• [Short exercise]: Show all lines from the data that include the word "millones".

• [Available records]:
*****

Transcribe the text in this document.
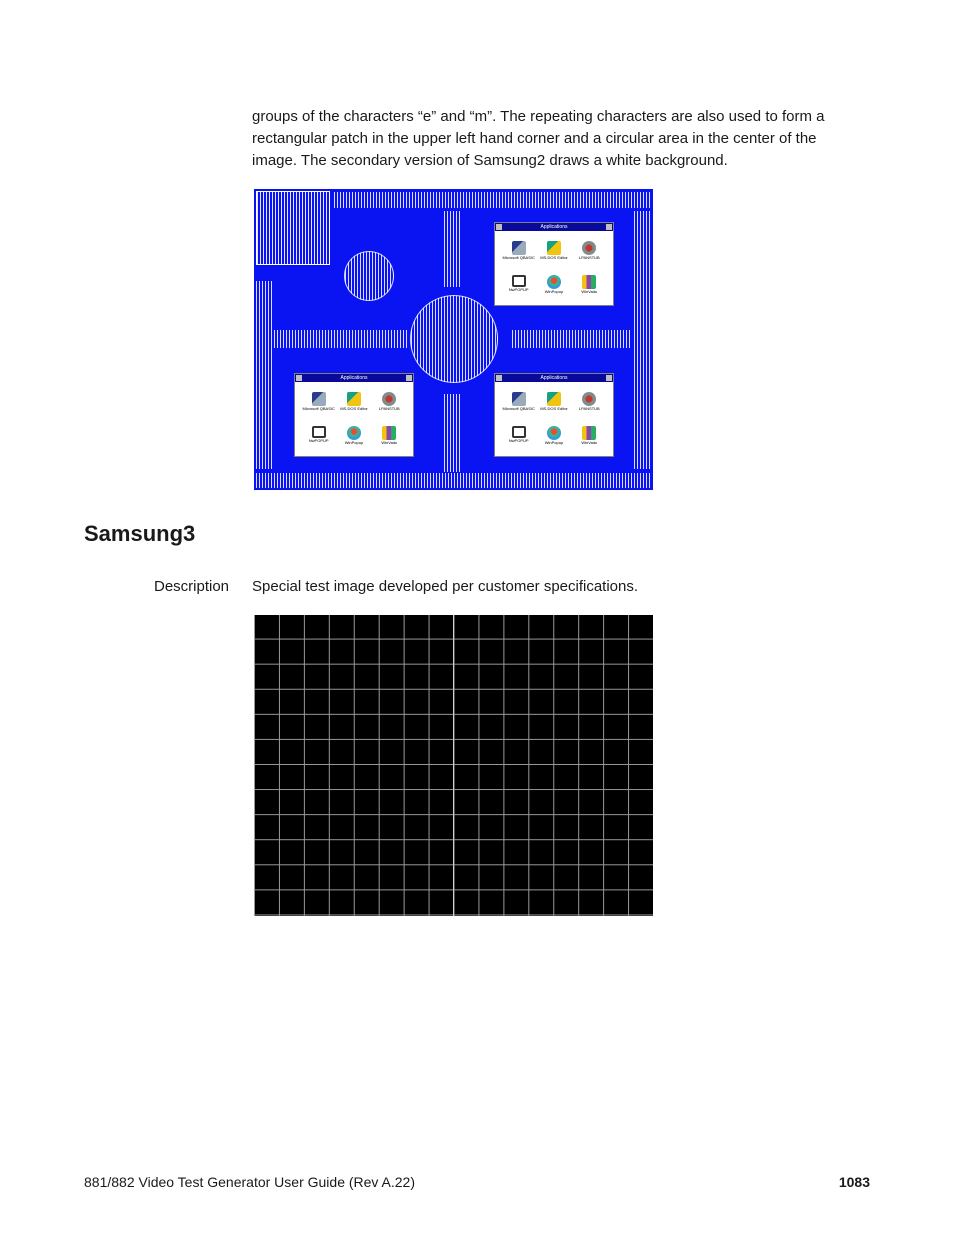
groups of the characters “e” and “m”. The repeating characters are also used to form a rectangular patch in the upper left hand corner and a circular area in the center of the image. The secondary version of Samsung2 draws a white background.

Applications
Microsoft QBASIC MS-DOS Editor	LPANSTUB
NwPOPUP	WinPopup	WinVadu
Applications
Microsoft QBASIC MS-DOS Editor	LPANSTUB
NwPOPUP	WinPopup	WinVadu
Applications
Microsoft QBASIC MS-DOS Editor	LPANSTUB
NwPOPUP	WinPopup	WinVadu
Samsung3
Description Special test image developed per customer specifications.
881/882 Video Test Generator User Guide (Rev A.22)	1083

*****

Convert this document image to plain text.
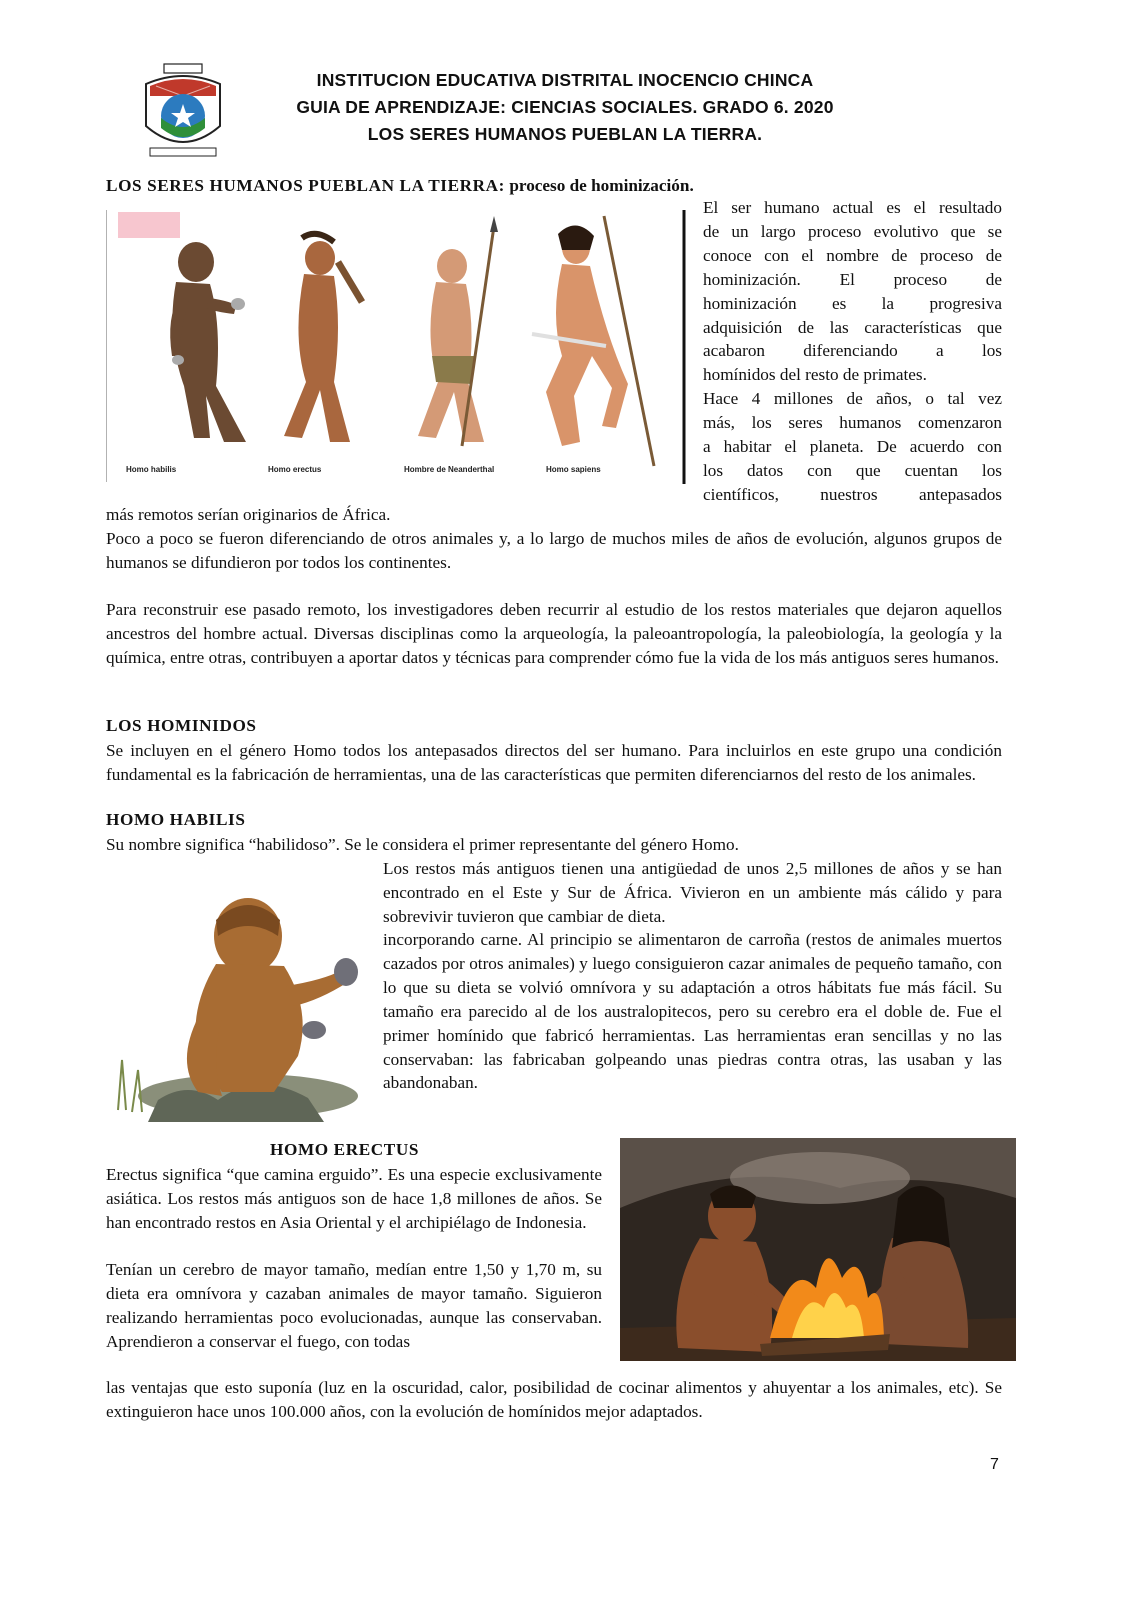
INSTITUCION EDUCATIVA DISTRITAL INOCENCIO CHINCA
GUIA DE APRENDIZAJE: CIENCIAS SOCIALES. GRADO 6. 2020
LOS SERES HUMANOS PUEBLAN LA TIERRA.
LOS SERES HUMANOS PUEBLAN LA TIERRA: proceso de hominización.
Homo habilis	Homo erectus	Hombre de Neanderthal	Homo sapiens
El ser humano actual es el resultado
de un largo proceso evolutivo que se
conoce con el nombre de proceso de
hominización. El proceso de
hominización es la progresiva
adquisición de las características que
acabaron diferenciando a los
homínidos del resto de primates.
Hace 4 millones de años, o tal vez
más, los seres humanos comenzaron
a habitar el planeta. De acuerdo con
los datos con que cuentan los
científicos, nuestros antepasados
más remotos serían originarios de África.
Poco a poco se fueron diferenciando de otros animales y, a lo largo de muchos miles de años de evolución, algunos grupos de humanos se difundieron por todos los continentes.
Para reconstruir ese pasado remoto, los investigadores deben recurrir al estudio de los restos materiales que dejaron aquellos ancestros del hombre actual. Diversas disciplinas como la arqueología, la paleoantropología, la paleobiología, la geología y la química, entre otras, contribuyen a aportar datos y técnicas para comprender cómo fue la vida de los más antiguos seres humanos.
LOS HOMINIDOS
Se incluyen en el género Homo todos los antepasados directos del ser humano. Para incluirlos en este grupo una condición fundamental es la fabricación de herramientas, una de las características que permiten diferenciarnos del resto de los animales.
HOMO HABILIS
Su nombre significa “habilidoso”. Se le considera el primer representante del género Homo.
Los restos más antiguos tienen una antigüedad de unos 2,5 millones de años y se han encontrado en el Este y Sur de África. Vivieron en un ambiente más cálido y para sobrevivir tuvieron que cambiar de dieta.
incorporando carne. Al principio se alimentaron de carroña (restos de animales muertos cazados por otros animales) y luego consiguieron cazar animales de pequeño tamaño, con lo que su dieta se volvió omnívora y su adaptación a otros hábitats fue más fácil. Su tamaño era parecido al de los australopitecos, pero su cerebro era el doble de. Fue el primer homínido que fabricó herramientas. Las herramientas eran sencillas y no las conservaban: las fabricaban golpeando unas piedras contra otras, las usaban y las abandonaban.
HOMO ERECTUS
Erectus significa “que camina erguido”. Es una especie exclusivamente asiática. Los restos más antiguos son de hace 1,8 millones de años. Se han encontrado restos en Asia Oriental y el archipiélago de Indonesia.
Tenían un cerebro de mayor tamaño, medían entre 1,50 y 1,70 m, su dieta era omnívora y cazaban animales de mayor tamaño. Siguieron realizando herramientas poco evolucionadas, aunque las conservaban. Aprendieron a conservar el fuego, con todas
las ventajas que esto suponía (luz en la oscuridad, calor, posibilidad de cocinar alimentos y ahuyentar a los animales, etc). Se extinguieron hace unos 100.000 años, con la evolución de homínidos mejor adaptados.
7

*****

• [Full output]:
Hace 4 millones de años, o tal vez
Los restos más antiguos tienen una antigüedad de unos 2,5 millones de años y se han encontrado en el Este y Sur de África. Vivieron en un ambiente más cálido y para sobrevivir tuvieron que cambiar de dieta.
Erectus significa “que camina erguido”. Es una especie exclusivamente asiática. Los restos más antiguos son de hace 1,8 millones de años. Se han encontrado restos en Asia Oriental y el archipiélago de Indonesia.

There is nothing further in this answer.